__Exercise details__. Start to finish, retype the entries exactly while omitting the pictures.

[Entries taken from a collection]
====================

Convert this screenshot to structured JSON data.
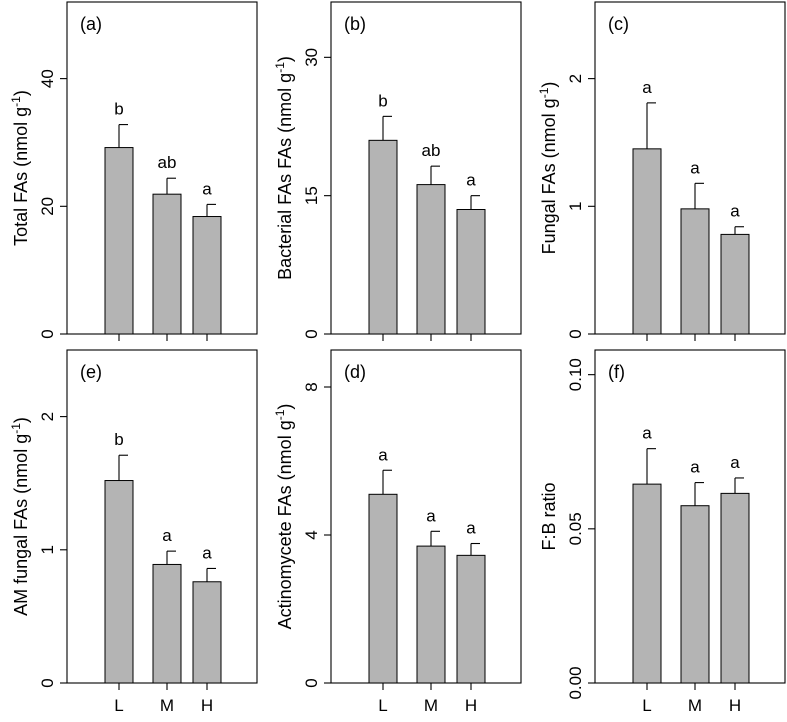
{
  "chart_data": [
    {
      "type": "bar",
      "panel": "(a)",
      "ylabel": "Total FAs (nmol g",
      "ylabel_sup": "-1",
      "ylabel_tail": ")",
      "categories": [
        "L",
        "M",
        "H"
      ],
      "values": [
        29.2,
        21.9,
        18.4
      ],
      "errors": [
        3.6,
        2.5,
        1.9
      ],
      "significance": [
        "b",
        "ab",
        "a"
      ],
      "ylim": [
        0,
        52
      ],
      "yticks": [
        0,
        20,
        40
      ],
      "ytick_labels": [
        "0",
        "20",
        "40"
      ]
    },
    {
      "type": "bar",
      "panel": "(b)",
      "ylabel": "Bacterial FAs FAs (nmol g",
      "ylabel_sup": "-1",
      "ylabel_tail": ")",
      "categories": [
        "L",
        "M",
        "H"
      ],
      "values": [
        21.0,
        16.2,
        13.5
      ],
      "errors": [
        2.6,
        2.0,
        1.5
      ],
      "significance": [
        "b",
        "ab",
        "a"
      ],
      "ylim": [
        0,
        36
      ],
      "yticks": [
        0,
        15,
        30
      ],
      "ytick_labels": [
        "0",
        "15",
        "30"
      ]
    },
    {
      "type": "bar",
      "panel": "(c)",
      "ylabel": "Fungal FAs (nmol g",
      "ylabel_sup": "-1",
      "ylabel_tail": ")",
      "categories": [
        "L",
        "M",
        "H"
      ],
      "values": [
        1.45,
        0.98,
        0.78
      ],
      "errors": [
        0.36,
        0.2,
        0.06
      ],
      "significance": [
        "a",
        "a",
        "a"
      ],
      "ylim": [
        0,
        2.6
      ],
      "yticks": [
        0,
        1,
        2
      ],
      "ytick_labels": [
        "0",
        "1",
        "2"
      ]
    },
    {
      "type": "bar",
      "panel": "(e)",
      "ylabel": "AM fungal FAs (nmol g",
      "ylabel_sup": "-1",
      "ylabel_tail": ")",
      "categories": [
        "L",
        "M",
        "H"
      ],
      "values": [
        1.52,
        0.89,
        0.76
      ],
      "errors": [
        0.19,
        0.1,
        0.1
      ],
      "significance": [
        "b",
        "a",
        "a"
      ],
      "ylim": [
        0,
        2.5
      ],
      "yticks": [
        0,
        1,
        2
      ],
      "ytick_labels": [
        "0",
        "1",
        "2"
      ]
    },
    {
      "type": "bar",
      "panel": "(d)",
      "ylabel": "Actinomycete FAs (nmol g",
      "ylabel_sup": "-1",
      "ylabel_tail": ")",
      "categories": [
        "L",
        "M",
        "H"
      ],
      "values": [
        5.1,
        3.7,
        3.45
      ],
      "errors": [
        0.65,
        0.4,
        0.32
      ],
      "significance": [
        "a",
        "a",
        "a"
      ],
      "ylim": [
        0,
        9
      ],
      "yticks": [
        0,
        4,
        8
      ],
      "ytick_labels": [
        "0",
        "4",
        "8"
      ]
    },
    {
      "type": "bar",
      "panel": "(f)",
      "ylabel": "F:B ratio",
      "ylabel_sup": "",
      "ylabel_tail": "",
      "categories": [
        "L",
        "M",
        "H"
      ],
      "values": [
        0.0645,
        0.0575,
        0.0615
      ],
      "errors": [
        0.0115,
        0.0075,
        0.005
      ],
      "significance": [
        "a",
        "a",
        "a"
      ],
      "ylim": [
        0,
        0.108
      ],
      "yticks": [
        0,
        0.05,
        0.1
      ],
      "ytick_labels": [
        "0.00",
        "0.05",
        "0.10"
      ]
    }
  ]
}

====================

__Answer to this problem__.
Convert this screenshot to structured JSON data.
{
  "chart_data": [
    {
      "type": "bar",
      "panel": "(a)",
      "ylabel": "Total FAs (nmol g",
      "ylabel_sup": "-1",
      "ylabel_tail": ")",
      "categories": [
        "L",
        "M",
        "H"
      ],
      "values": [
        29.2,
        21.9,
        18.4
      ],
      "errors": [
        3.6,
        2.5,
        1.9
      ],
      "significance": [
        "b",
        "ab",
        "a"
      ],
      "ylim": [
        0,
        52
      ],
      "yticks": [
        0,
        20,
        40
      ],
      "ytick_labels": [
        "0",
        "20",
        "40"
      ]
    },
    {
      "type": "bar",
      "panel": "(b)",
      "ylabel": "Bacterial FAs FAs (nmol g",
      "ylabel_sup": "-1",
      "ylabel_tail": ")",
      "categories": [
        "L",
        "M",
        "H"
      ],
      "values": [
        21.0,
        16.2,
        13.5
      ],
      "errors": [
        2.6,
        2.0,
        1.5
      ],
      "significance": [
        "b",
        "ab",
        "a"
      ],
      "ylim": [
        0,
        36
      ],
      "yticks": [
        0,
        15,
        30
      ],
      "ytick_labels": [
        "0",
        "15",
        "30"
      ]
    },
    {
      "type": "bar",
      "panel": "(c)",
      "ylabel": "Fungal FAs (nmol g",
      "ylabel_sup": "-1",
      "ylabel_tail": ")",
      "categories": [
        "L",
        "M",
        "H"
      ],
      "values": [
        1.45,
        0.98,
        0.78
      ],
      "errors": [
        0.36,
        0.2,
        0.06
      ],
      "significance": [
        "a",
        "a",
        "a"
      ],
      "ylim": [
        0,
        2.6
      ],
      "yticks": [
        0,
        1,
        2
      ],
      "ytick_labels": [
        "0",
        "1",
        "2"
      ]
    },
    {
      "type": "bar",
      "panel": "(e)",
      "ylabel": "AM fungal FAs (nmol g",
      "ylabel_sup": "-1",
      "ylabel_tail": ")",
      "categories": [
        "L",
        "M",
        "H"
      ],
      "values": [
        1.52,
        0.89,
        0.76
      ],
      "errors": [
        0.19,
        0.1,
        0.1
      ],
      "significance": [
        "b",
        "a",
        "a"
      ],
      "ylim": [
        0,
        2.5
      ],
      "yticks": [
        0,
        1,
        2
      ],
      "ytick_labels": [
        "0",
        "1",
        "2"
      ]
    },
    {
      "type": "bar",
      "panel": "(d)",
      "ylabel": "Actinomycete FAs (nmol g",
      "ylabel_sup": "-1",
      "ylabel_tail": ")",
      "categories": [
        "L",
        "M",
        "H"
      ],
      "values": [
        5.1,
        3.7,
        3.45
      ],
      "errors": [
        0.65,
        0.4,
        0.32
      ],
      "significance": [
        "a",
        "a",
        "a"
      ],
      "ylim": [
        0,
        9
      ],
      "yticks": [
        0,
        4,
        8
      ],
      "ytick_labels": [
        "0",
        "4",
        "8"
      ]
    },
    {
      "type": "bar",
      "panel": "(f)",
      "ylabel": "F:B ratio",
      "ylabel_sup": "",
      "ylabel_tail": "",
      "categories": [
        "L",
        "M",
        "H"
      ],
      "values": [
        0.0645,
        0.0575,
        0.0615
      ],
      "errors": [
        0.0115,
        0.0075,
        0.005
      ],
      "significance": [
        "a",
        "a",
        "a"
      ],
      "ylim": [
        0,
        0.108
      ],
      "yticks": [
        0,
        0.05,
        0.1
      ],
      "ytick_labels": [
        "0.00",
        "0.05",
        "0.10"
      ]
    }
  ]
}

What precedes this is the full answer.